TASK TO COMPLETE | The records that follow must be reproduced in full, exactly as written.

SUPPLIED MATERIAL |
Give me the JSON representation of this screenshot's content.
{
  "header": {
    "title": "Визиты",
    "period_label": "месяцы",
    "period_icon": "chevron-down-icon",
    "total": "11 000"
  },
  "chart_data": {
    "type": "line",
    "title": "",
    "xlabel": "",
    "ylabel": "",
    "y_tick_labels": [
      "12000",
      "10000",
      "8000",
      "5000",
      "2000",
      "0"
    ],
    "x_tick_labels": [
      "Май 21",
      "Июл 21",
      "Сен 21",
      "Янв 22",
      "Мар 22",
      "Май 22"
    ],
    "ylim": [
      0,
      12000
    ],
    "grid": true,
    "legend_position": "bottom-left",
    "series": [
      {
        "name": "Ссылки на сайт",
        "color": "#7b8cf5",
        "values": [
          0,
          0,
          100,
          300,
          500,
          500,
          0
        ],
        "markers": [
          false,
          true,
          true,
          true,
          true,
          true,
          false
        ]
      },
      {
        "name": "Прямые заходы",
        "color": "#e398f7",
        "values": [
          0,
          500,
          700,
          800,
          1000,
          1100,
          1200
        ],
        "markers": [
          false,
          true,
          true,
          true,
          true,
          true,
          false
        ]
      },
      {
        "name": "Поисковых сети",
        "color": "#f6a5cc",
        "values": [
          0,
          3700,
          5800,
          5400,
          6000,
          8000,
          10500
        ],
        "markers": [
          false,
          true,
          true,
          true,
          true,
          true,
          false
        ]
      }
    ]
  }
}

OUTPUT FOR THIS EXERCISE |
Give me the JSON representation of this screenshot's content.
{
  "header": {
    "title": "Визиты",
    "period_label": "месяцы",
    "period_icon": "chevron-down-icon",
    "total": "11 000"
  },
  "chart_data": {
    "type": "line",
    "title": "",
    "xlabel": "",
    "ylabel": "",
    "y_tick_labels": [
      "12000",
      "10000",
      "8000",
      "5000",
      "2000",
      "0"
    ],
    "x_tick_labels": [
      "Май 21",
      "Июл 21",
      "Сен 21",
      "Янв 22",
      "Мар 22",
      "Май 22"
    ],
    "ylim": [
      0,
      12000
    ],
    "grid": true,
    "legend_position": "bottom-left",
    "series": [
      {
        "name": "Ссылки на сайт",
        "color": "#7b8cf5",
        "values": [
          0,
          0,
          100,
          300,
          500,
          500,
          0
        ],
        "markers": [
          false,
          true,
          true,
          true,
          true,
          true,
          false
        ]
      },
      {
        "name": "Прямые заходы",
        "color": "#e398f7",
        "values": [
          0,
          500,
          700,
          800,
          1000,
          1100,
          1200
        ],
        "markers": [
          false,
          true,
          true,
          true,
          true,
          true,
          false
        ]
      },
      {
        "name": "Поисковых сети",
        "color": "#f6a5cc",
        "values": [
          0,
          3700,
          5800,
          5400,
          6000,
          8000,
          10500
        ],
        "markers": [
          false,
          true,
          true,
          true,
          true,
          true,
          false
        ]
      }
    ]
  }
}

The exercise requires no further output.